Your objective
Where a line contains the word "Nguyễn", copy that line in full.

Items from a data source
###

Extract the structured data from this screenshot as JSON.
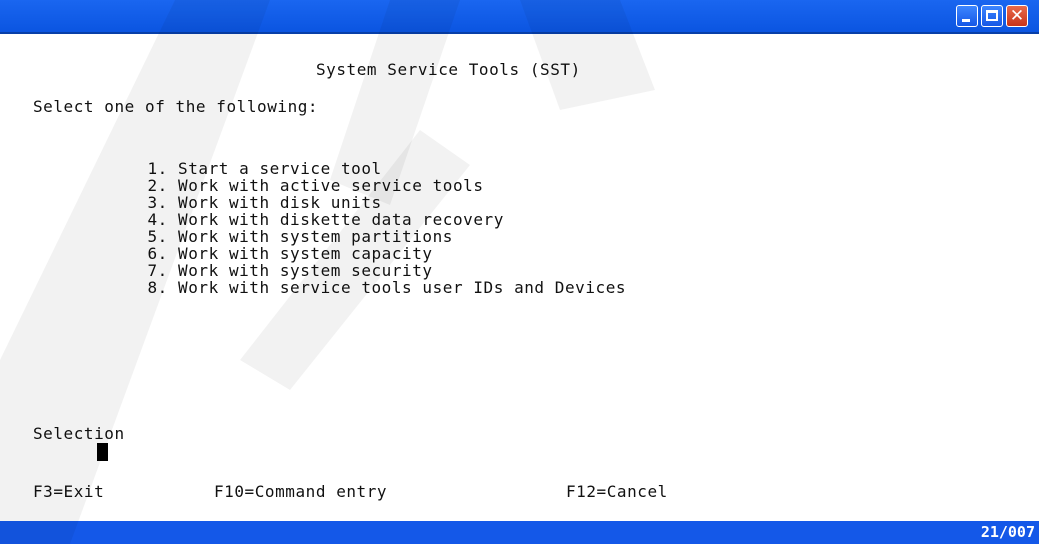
{
  "screen": {
    "title": "System Service Tools (SST)",
    "instruction": "Select one of the following:",
    "menu_items": [
      {
        "number": "1.",
        "label": "Start a service tool"
      },
      {
        "number": "2.",
        "label": "Work with active service tools"
      },
      {
        "number": "3.",
        "label": "Work with disk units"
      },
      {
        "number": "4.",
        "label": "Work with diskette data recovery"
      },
      {
        "number": "5.",
        "label": "Work with system partitions"
      },
      {
        "number": "6.",
        "label": "Work with system capacity"
      },
      {
        "number": "7.",
        "label": "Work with system security"
      },
      {
        "number": "8.",
        "label": "Work with service tools user IDs and Devices"
      }
    ],
    "selection_label": "Selection",
    "selection_value": ""
  },
  "function_keys": {
    "f3": "F3=Exit",
    "f10": "F10=Command entry",
    "f12": "F12=Cancel"
  },
  "status": {
    "cursor_position": "21/007"
  },
  "window_controls": {
    "minimize_icon": "minimize-icon",
    "maximize_icon": "maximize-icon",
    "close_icon": "close-icon",
    "close_glyph": "✕"
  },
  "colors": {
    "titlebar": "#0a54e0",
    "statusbar": "#1458e8",
    "close_button": "#c7341a",
    "screen_text": "#111111"
  }
}
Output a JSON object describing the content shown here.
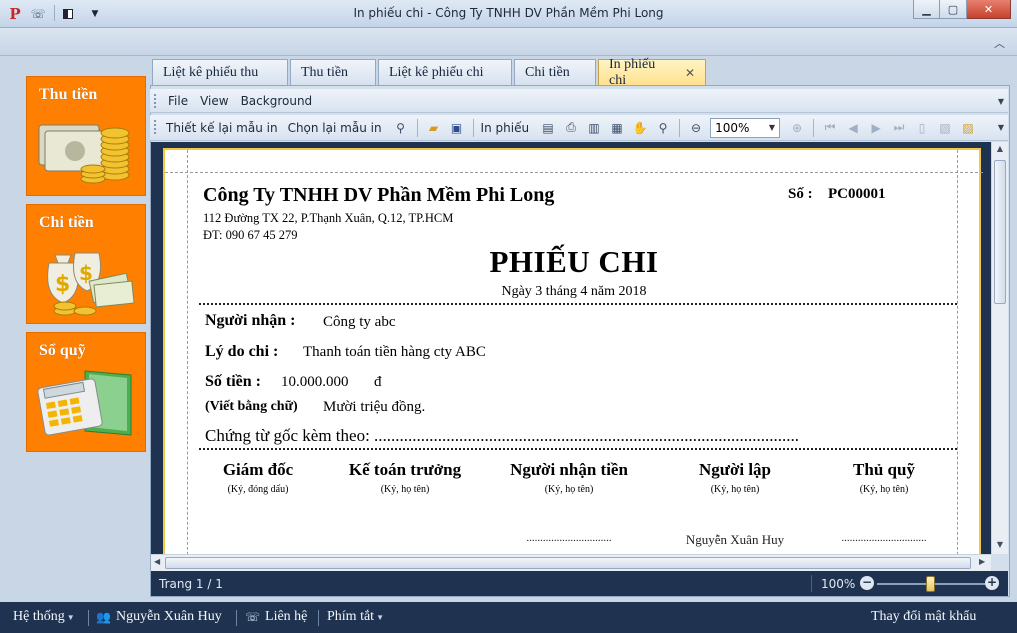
{
  "window": {
    "title": "In phiếu chi - Công Ty TNHH DV Phần Mềm Phi Long"
  },
  "tiles": [
    {
      "label": "Thu tiền",
      "icon": "cash-coins-icon"
    },
    {
      "label": "Chi tiền",
      "icon": "money-bags-icon"
    },
    {
      "label": "Sổ quỹ",
      "icon": "calculator-book-icon"
    }
  ],
  "tabs": [
    {
      "label": "Liệt kê phiếu thu",
      "active": false
    },
    {
      "label": "Thu tiền",
      "active": false
    },
    {
      "label": "Liệt kê phiếu chi",
      "active": false
    },
    {
      "label": "Chi tiền",
      "active": false
    },
    {
      "label": "In phiếu chi",
      "active": true
    }
  ],
  "menu": {
    "file": "File",
    "view": "View",
    "background": "Background"
  },
  "toolbar": {
    "design": "Thiết kế lại mẫu in",
    "choose": "Chọn lại mẫu in",
    "print": "In phiếu",
    "zoom": "100%"
  },
  "voucher": {
    "company": "Công Ty TNHH DV Phần Mềm Phi Long",
    "address": "112 Đường TX 22, P.Thạnh Xuân, Q.12, TP.HCM",
    "phone": "ĐT: 090 67 45 279",
    "number_label": "Số :",
    "number": "PC00001",
    "title": "PHIẾU CHI",
    "date": "Ngày 3 tháng 4 năm 2018",
    "receiver_label": "Người nhận :",
    "receiver": "Công ty abc",
    "reason_label": "Lý do chi :",
    "reason": "Thanh toán tiền hàng cty ABC",
    "amount_label": "Số tiền :",
    "amount": "10.000.000",
    "currency": "đ",
    "words_label": "(Viết bằng chữ)",
    "words": "Mười triệu đồng.",
    "attached": "Chứng từ gốc kèm theo: ...................................................................................................."
  },
  "signatures": [
    {
      "role": "Giám đốc",
      "note": "(Ký, đóng dấu)",
      "name": ""
    },
    {
      "role": "Kế toán trưởng",
      "note": "(Ký, họ tên)",
      "name": ""
    },
    {
      "role": "Người nhận tiền",
      "note": "(Ký, họ tên)",
      "name": "..............................."
    },
    {
      "role": "Người lập",
      "note": "(Ký, họ tên)",
      "name": "Nguyễn Xuân Huy"
    },
    {
      "role": "Thủ quỹ",
      "note": "(Ký, họ tên)",
      "name": "..............................."
    }
  ],
  "preview_status": {
    "page": "Trang 1 / 1",
    "zoom": "100%",
    "zoom_level": 0.5
  },
  "status": {
    "system": "Hệ thống",
    "user": "Nguyễn Xuân Huy",
    "contact": "Liên hệ",
    "shortcuts": "Phím tắt",
    "change_password": "Thay đổi mật khẩu"
  }
}
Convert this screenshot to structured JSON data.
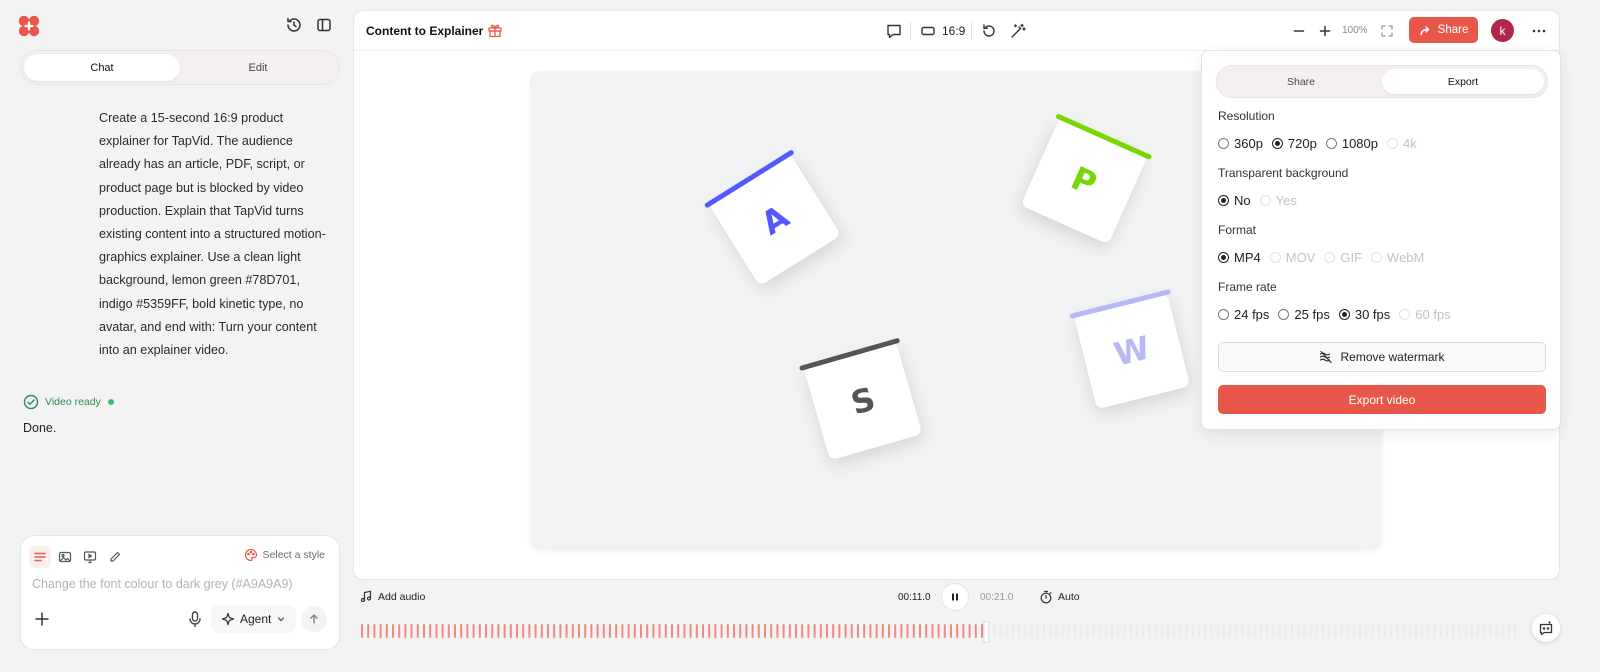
{
  "sidebar": {
    "tabs": [
      {
        "label": "Chat",
        "active": true
      },
      {
        "label": "Edit",
        "active": false
      }
    ],
    "prompt": "Create a 15-second 16:9 product explainer for TapVid. The audience already has an article, PDF, script, or product page but is blocked by video production. Explain that TapVid turns existing content into a structured motion-graphics explainer. Use a clean light background, lemon green #78D701, indigo #5359FF, bold kinetic type, no avatar, and end with: Turn your content into an explainer video.",
    "status": "Video ready",
    "reply": "Done.",
    "composer": {
      "style_label": "Select a style",
      "placeholder": "Change the font colour to dark grey (#A9A9A9)",
      "agent_label": "Agent"
    }
  },
  "header": {
    "title": "Content to Explainer",
    "ratio": "16:9",
    "zoom": "100%",
    "share_label": "Share",
    "avatar_initial": "k"
  },
  "canvas": {
    "cards": [
      {
        "letter": "A",
        "color": "#5359FF"
      },
      {
        "letter": "P",
        "color": "#78D701"
      },
      {
        "letter": "S",
        "color": "#555555"
      },
      {
        "letter": "W",
        "color": "#B8B9F4"
      }
    ]
  },
  "export_panel": {
    "tabs": [
      {
        "label": "Share",
        "active": false
      },
      {
        "label": "Export",
        "active": true
      }
    ],
    "resolution": {
      "label": "Resolution",
      "options": [
        "360p",
        "720p",
        "1080p",
        "4k"
      ],
      "selected": "720p",
      "disabled": [
        "4k"
      ]
    },
    "transparent": {
      "label": "Transparent background",
      "options": [
        "No",
        "Yes"
      ],
      "selected": "No",
      "disabled": [
        "Yes"
      ]
    },
    "format": {
      "label": "Format",
      "options": [
        "MP4",
        "MOV",
        "GIF",
        "WebM"
      ],
      "selected": "MP4",
      "disabled": [
        "MOV",
        "GIF",
        "WebM"
      ]
    },
    "frame_rate": {
      "label": "Frame rate",
      "options": [
        "24 fps",
        "25 fps",
        "30 fps",
        "60 fps"
      ],
      "selected": "30 fps",
      "disabled": [
        "60 fps"
      ]
    },
    "watermark_label": "Remove watermark",
    "export_label": "Export video"
  },
  "timeline": {
    "add_audio_label": "Add audio",
    "current_time": "00:11.0",
    "total_time": "00:21.0",
    "auto_label": "Auto",
    "progress": 0.536
  },
  "colors": {
    "accent": "#E8584A",
    "indigo": "#5359FF",
    "lemon_green": "#78D701",
    "ready_green": "#2E8A56"
  }
}
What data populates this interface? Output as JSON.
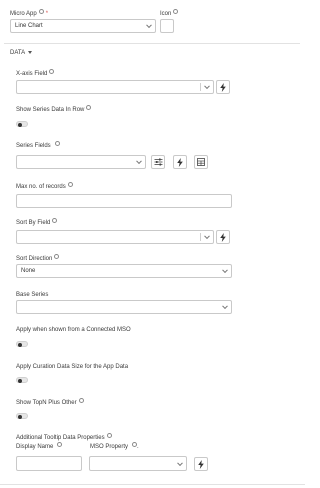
{
  "micro_app": {
    "label": "Micro App",
    "value": "Line Chart"
  },
  "icon": {
    "label": "Icon"
  },
  "data_section": {
    "label": "DATA"
  },
  "x_axis_field": {
    "label": "X-axis Field"
  },
  "show_series_data_in_row": {
    "label": "Show Series Data In Row"
  },
  "series_fields": {
    "label": "Series Fields"
  },
  "max_records": {
    "label": "Max no. of records",
    "value": ""
  },
  "sort_by_field": {
    "label": "Sort By Field"
  },
  "sort_direction": {
    "label": "Sort Direction",
    "value": "None"
  },
  "base_series": {
    "label": "Base Series"
  },
  "apply_connected_mso": {
    "label": "Apply when shown from a Connected MSO"
  },
  "apply_curation_data_size": {
    "label": "Apply Curation Data Size for the App Data"
  },
  "show_topn_plus_other": {
    "label": "Show TopN Plus Other"
  },
  "additional_tooltip": {
    "label": "Additional Tooltip Data Properties",
    "display_name_label": "Display Name",
    "mso_property_label": "MSO Property",
    "mso_property_suffix": "."
  }
}
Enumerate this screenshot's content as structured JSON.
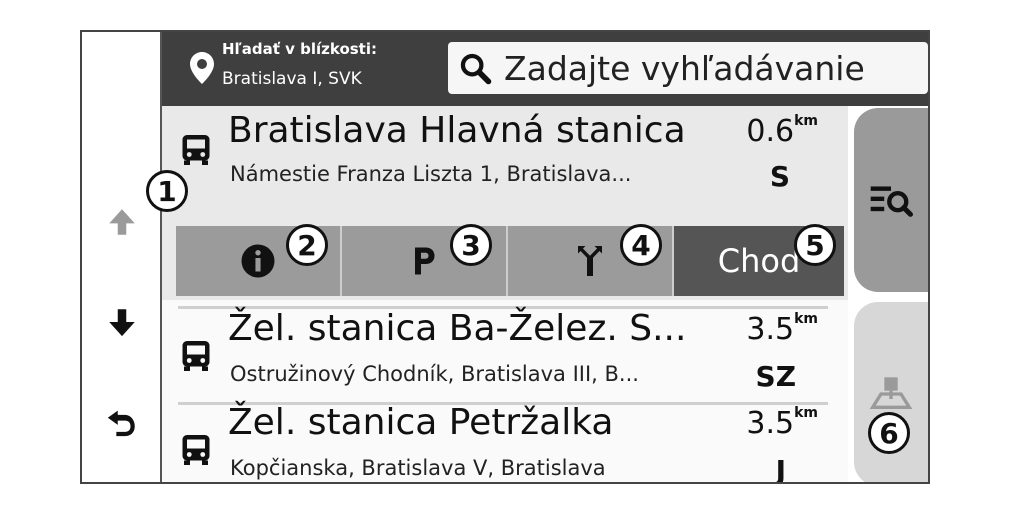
{
  "header": {
    "search_near_label": "Hľadať v blízkosti:",
    "search_near_value": "Bratislava I, SVK",
    "search_placeholder": "Zadajte vyhľadávanie"
  },
  "left_rail": {
    "icons": [
      "arrow-up-icon",
      "arrow-down-icon",
      "back-icon"
    ]
  },
  "results": [
    {
      "title": "Bratislava Hlavná stanica",
      "address": "Námestie Franza Liszta 1, Bratislava...",
      "distance": "0.6",
      "unit": "km",
      "direction": "S",
      "icon": "bus-icon"
    },
    {
      "title": "Žel. stanica Ba-Želez. S...",
      "address": "Ostružinový Chodník, Bratislava III, B...",
      "distance": "3.5",
      "unit": "km",
      "direction": "SZ",
      "icon": "bus-icon"
    },
    {
      "title": "Žel. stanica Petržalka",
      "address": "Kopčianska, Bratislava V, Bratislava",
      "distance": "3.5",
      "unit": "km",
      "direction": "J",
      "icon": "bus-icon"
    }
  ],
  "actions": {
    "info_icon": "info-icon",
    "parking_icon": "parking-icon",
    "route_icon": "route-fork-icon",
    "go_label": "Choď"
  },
  "tabs": {
    "list_icon": "list-search-icon",
    "map_icon": "map-pin-icon"
  },
  "callouts": [
    "1",
    "2",
    "3",
    "4",
    "5",
    "6"
  ],
  "colors": {
    "header_bg": "#3f3f3f",
    "action_bg": "#9b9b9b",
    "go_bg": "#555555",
    "tab_active": "#9a9a9a"
  }
}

###

Response below
      "name": "Nguyễn Xuân Huy"
    "user": "Nguyễn Xuân Huy",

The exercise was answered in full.